#### Short problem:
Would you transcribe the listing that follows, character for character, and omit its images?

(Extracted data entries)
━━━

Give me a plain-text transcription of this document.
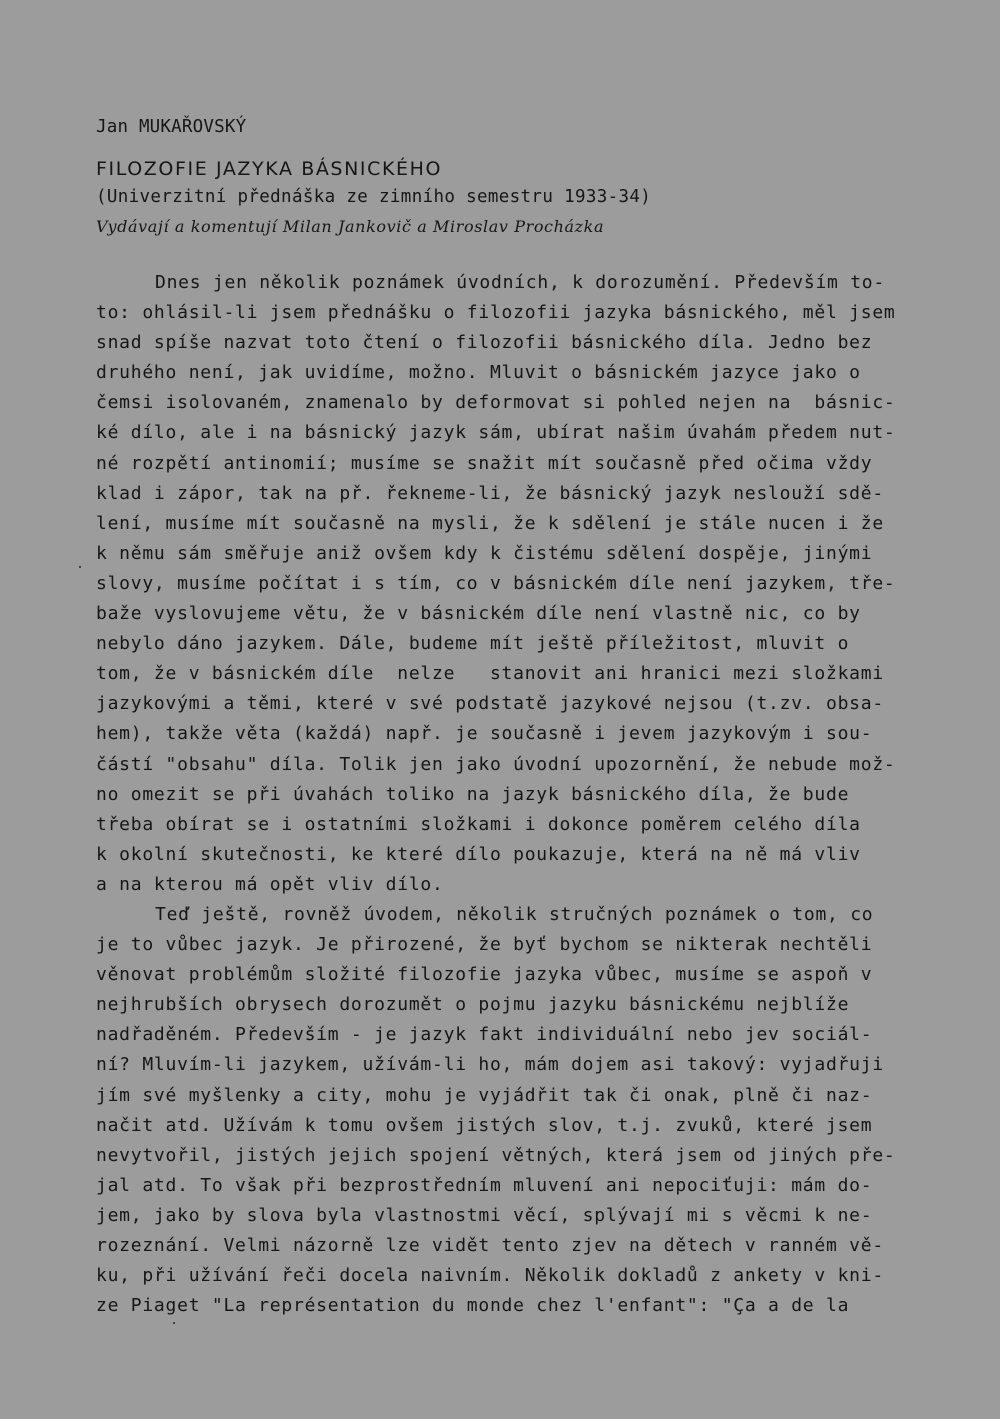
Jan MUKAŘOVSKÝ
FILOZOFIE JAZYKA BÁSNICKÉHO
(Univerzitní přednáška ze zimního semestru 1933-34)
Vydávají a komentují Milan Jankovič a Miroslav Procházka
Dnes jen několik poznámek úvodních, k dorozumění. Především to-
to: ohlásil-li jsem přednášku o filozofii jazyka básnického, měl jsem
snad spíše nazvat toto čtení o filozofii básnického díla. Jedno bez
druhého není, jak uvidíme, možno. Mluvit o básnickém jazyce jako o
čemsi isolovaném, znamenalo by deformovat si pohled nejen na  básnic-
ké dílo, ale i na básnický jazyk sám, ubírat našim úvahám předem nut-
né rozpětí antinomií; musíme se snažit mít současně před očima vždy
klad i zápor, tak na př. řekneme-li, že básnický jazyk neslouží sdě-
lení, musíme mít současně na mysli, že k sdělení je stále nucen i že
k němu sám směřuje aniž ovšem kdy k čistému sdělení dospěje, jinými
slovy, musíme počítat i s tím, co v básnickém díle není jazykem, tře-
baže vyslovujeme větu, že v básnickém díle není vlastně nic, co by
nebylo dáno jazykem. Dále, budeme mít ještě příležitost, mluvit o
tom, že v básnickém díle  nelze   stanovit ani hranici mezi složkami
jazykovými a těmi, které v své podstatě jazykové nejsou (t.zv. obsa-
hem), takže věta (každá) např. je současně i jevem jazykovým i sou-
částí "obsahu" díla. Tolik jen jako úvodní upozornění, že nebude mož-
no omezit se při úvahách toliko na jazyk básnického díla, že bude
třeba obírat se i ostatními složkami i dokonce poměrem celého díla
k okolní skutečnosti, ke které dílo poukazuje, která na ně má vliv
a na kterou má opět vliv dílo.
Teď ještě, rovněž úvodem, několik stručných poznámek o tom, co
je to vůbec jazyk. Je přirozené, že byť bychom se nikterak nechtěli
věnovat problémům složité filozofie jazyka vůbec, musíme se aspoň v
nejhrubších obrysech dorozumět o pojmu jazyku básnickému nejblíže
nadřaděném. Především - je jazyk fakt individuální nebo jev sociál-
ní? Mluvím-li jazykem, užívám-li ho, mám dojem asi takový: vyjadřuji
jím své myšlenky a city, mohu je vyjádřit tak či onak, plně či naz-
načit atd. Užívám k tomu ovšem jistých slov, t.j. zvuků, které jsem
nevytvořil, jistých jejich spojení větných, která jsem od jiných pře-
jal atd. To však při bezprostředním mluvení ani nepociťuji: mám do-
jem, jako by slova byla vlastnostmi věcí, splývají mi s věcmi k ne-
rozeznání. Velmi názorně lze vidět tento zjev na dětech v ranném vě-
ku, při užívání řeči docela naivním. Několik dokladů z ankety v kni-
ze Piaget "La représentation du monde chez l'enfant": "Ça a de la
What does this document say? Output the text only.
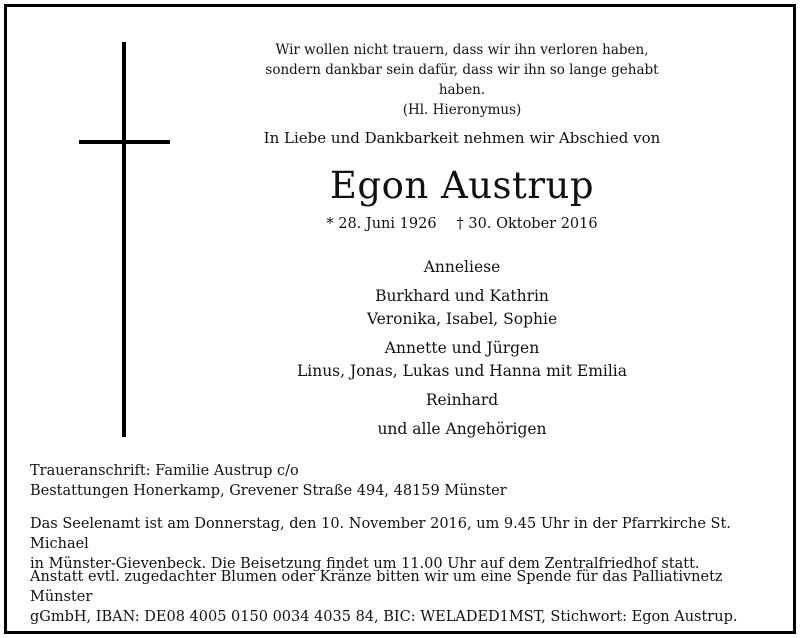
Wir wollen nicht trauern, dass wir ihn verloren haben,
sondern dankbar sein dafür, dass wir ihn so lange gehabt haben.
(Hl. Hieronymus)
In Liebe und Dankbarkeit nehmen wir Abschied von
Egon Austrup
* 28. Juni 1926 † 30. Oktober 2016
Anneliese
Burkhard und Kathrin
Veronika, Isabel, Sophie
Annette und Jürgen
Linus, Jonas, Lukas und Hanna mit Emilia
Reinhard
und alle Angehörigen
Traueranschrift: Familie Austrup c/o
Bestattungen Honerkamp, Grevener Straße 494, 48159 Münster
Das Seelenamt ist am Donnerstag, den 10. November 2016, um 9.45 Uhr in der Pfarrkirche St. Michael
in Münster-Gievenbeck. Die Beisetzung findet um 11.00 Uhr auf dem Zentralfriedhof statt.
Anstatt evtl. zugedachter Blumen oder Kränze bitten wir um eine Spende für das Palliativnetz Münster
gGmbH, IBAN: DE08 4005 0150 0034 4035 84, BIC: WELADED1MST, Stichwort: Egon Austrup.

━━━

#### Exercise result:
Give me a plain-text transcription of this document.
Jan MUKAŘOVSKÝ
FILOZOFIE JAZYKA BÁSNICKÉHO
(Univerzitní přednáška ze zimního semestru 1933-34)
Vydávají a komentují Milan Jankovič a Miroslav Procházka
Dnes jen několik poznámek úvodních, k dorozumění. Především to-
to: ohlásil-li jsem přednášku o filozofii jazyka básnického, měl jsem
snad spíše nazvat toto čtení o filozofii básnického díla. Jedno bez
druhého není, jak uvidíme, možno. Mluvit o básnickém jazyce jako o
čemsi isolovaném, znamenalo by deformovat si pohled nejen na  básnic-
ké dílo, ale i na básnický jazyk sám, ubírat našim úvahám předem nut-
né rozpětí antinomií; musíme se snažit mít současně před očima vždy
klad i zápor, tak na př. řekneme-li, že básnický jazyk neslouží sdě-
lení, musíme mít současně na mysli, že k sdělení je stále nucen i že
k němu sám směřuje aniž ovšem kdy k čistému sdělení dospěje, jinými
slovy, musíme počítat i s tím, co v básnickém díle není jazykem, tře-
baže vyslovujeme větu, že v básnickém díle není vlastně nic, co by
nebylo dáno jazykem. Dále, budeme mít ještě příležitost, mluvit o
tom, že v básnickém díle  nelze   stanovit ani hranici mezi složkami
jazykovými a těmi, které v své podstatě jazykové nejsou (t.zv. obsa-
hem), takže věta (každá) např. je současně i jevem jazykovým i sou-
částí "obsahu" díla. Tolik jen jako úvodní upozornění, že nebude mož-
no omezit se při úvahách toliko na jazyk básnického díla, že bude
třeba obírat se i ostatními složkami i dokonce poměrem celého díla
k okolní skutečnosti, ke které dílo poukazuje, která na ně má vliv
a na kterou má opět vliv dílo.
Teď ještě, rovněž úvodem, několik stručných poznámek o tom, co
je to vůbec jazyk. Je přirozené, že byť bychom se nikterak nechtěli
věnovat problémům složité filozofie jazyka vůbec, musíme se aspoň v
nejhrubších obrysech dorozumět o pojmu jazyku básnickému nejblíže
nadřaděném. Především - je jazyk fakt individuální nebo jev sociál-
ní? Mluvím-li jazykem, užívám-li ho, mám dojem asi takový: vyjadřuji
jím své myšlenky a city, mohu je vyjádřit tak či onak, plně či naz-
načit atd. Užívám k tomu ovšem jistých slov, t.j. zvuků, které jsem
nevytvořil, jistých jejich spojení větných, která jsem od jiných pře-
jal atd. To však při bezprostředním mluvení ani nepociťuji: mám do-
jem, jako by slova byla vlastnostmi věcí, splývají mi s věcmi k ne-
rozeznání. Velmi názorně lze vidět tento zjev na dětech v ranném vě-
ku, při užívání řeči docela naivním. Několik dokladů z ankety v kni-
ze Piaget "La représentation du monde chez l'enfant": "Ça a de la
What does this document say? Output the text only.
Wir wollen nicht trauern, dass wir ihn verloren haben,
sondern dankbar sein dafür, dass wir ihn so lange gehabt haben.
(Hl. Hieronymus)
In Liebe und Dankbarkeit nehmen wir Abschied von
Egon Austrup
* 28. Juni 1926 † 30. Oktober 2016
Anneliese
Burkhard und Kathrin
Veronika, Isabel, Sophie
Annette und Jürgen
Linus, Jonas, Lukas und Hanna mit Emilia
Reinhard
und alle Angehörigen
Traueranschrift: Familie Austrup c/o
Bestattungen Honerkamp, Grevener Straße 494, 48159 Münster
Das Seelenamt ist am Donnerstag, den 10. November 2016, um 9.45 Uhr in der Pfarrkirche St. Michael
in Münster-Gievenbeck. Die Beisetzung findet um 11.00 Uhr auf dem Zentralfriedhof statt.
Anstatt evtl. zugedachter Blumen oder Kränze bitten wir um eine Spende für das Palliativnetz Münster
gGmbH, IBAN: DE08 4005 0150 0034 4035 84, BIC: WELADED1MST, Stichwort: Egon Austrup.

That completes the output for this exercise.